_Exercise task_
Search the listing below for the string "Moralia" and copy every line where it occurs.

[Saved entries]

=-=-=-=-=

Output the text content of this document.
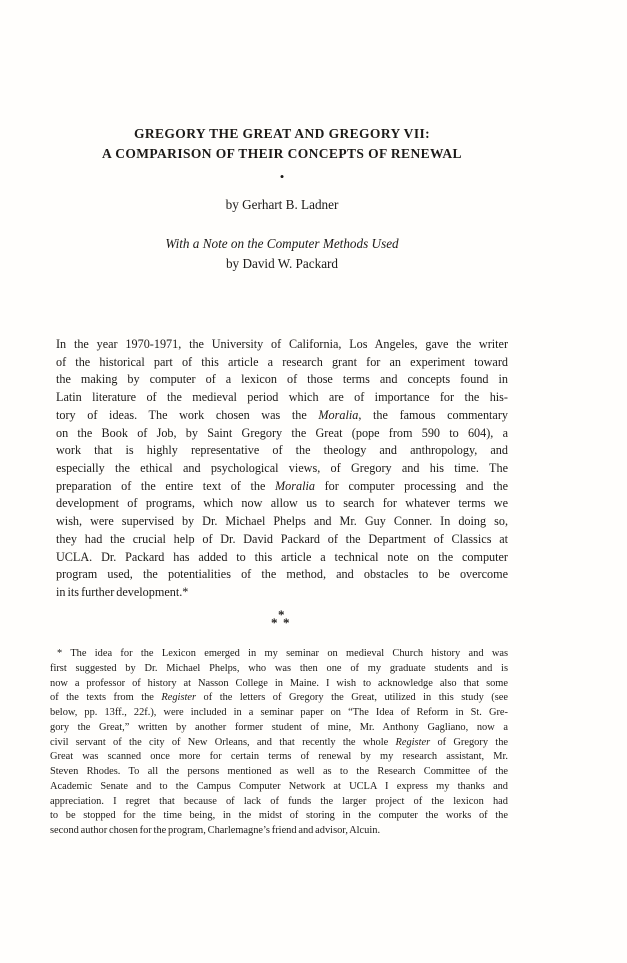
GREGORY THE GREAT AND GREGORY VII:
A COMPARISON OF THEIR CONCEPTS OF RENEWAL
•
by Gerhart B. Ladner
With a Note on the Computer Methods Used
by David W. Packard
In the year 1970-1971, the University of California, Los Angeles, gave the writer
of the historical part of this article a research grant for an experiment toward
the making by computer of a lexicon of those terms and concepts found in
Latin literature of the medieval period which are of importance for the his-
tory of ideas. The work chosen was the Moralia, the famous commentary
on the Book of Job, by Saint Gregory the Great (pope from 590 to 604), a
work that is highly representative of the theology and anthropology, and
especially the ethical and psychological views, of Gregory and his time. The
preparation of the entire text of the Moralia for computer processing and the
development of programs, which now allow us to search for whatever terms we
wish, were supervised by Dr. Michael Phelps and Mr. Guy Conner. In doing so,
they had the crucial help of Dr. David Packard of the Department of Classics at
UCLA. Dr. Packard has added to this article a technical note on the computer
program used, the potentialities of the method, and obstacles to be overcome
in its further development.*
*
* *
* The idea for the Lexicon emerged in my seminar on medieval Church history and was
first suggested by Dr. Michael Phelps, who was then one of my graduate students and is
now a professor of history at Nasson College in Maine. I wish to acknowledge also that some
of the texts from the Register of the letters of Gregory the Great, utilized in this study (see
below, pp. 13ff., 22f.), were included in a seminar paper on “The Idea of Reform in St. Gre-
gory the Great,” written by another former student of mine, Mr. Anthony Gagliano, now a
civil servant of the city of New Orleans, and that recently the whole Register of Gregory the
Great was scanned once more for certain terms of renewal by my research assistant, Mr.
Steven Rhodes. To all the persons mentioned as well as to the Research Committee of the
Academic Senate and to the Campus Computer Network at UCLA I express my thanks and
appreciation. I regret that because of lack of funds the larger project of the lexicon had
to be stopped for the time being, in the midst of storing in the computer the works of the
second author chosen for the program, Charlemagne’s friend and advisor, Alcuin.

=-=-=-=-=

_Response_
tory of ideas. The work chosen was the Moralia, the famous commentary
preparation of the entire text of the Moralia for computer processing and the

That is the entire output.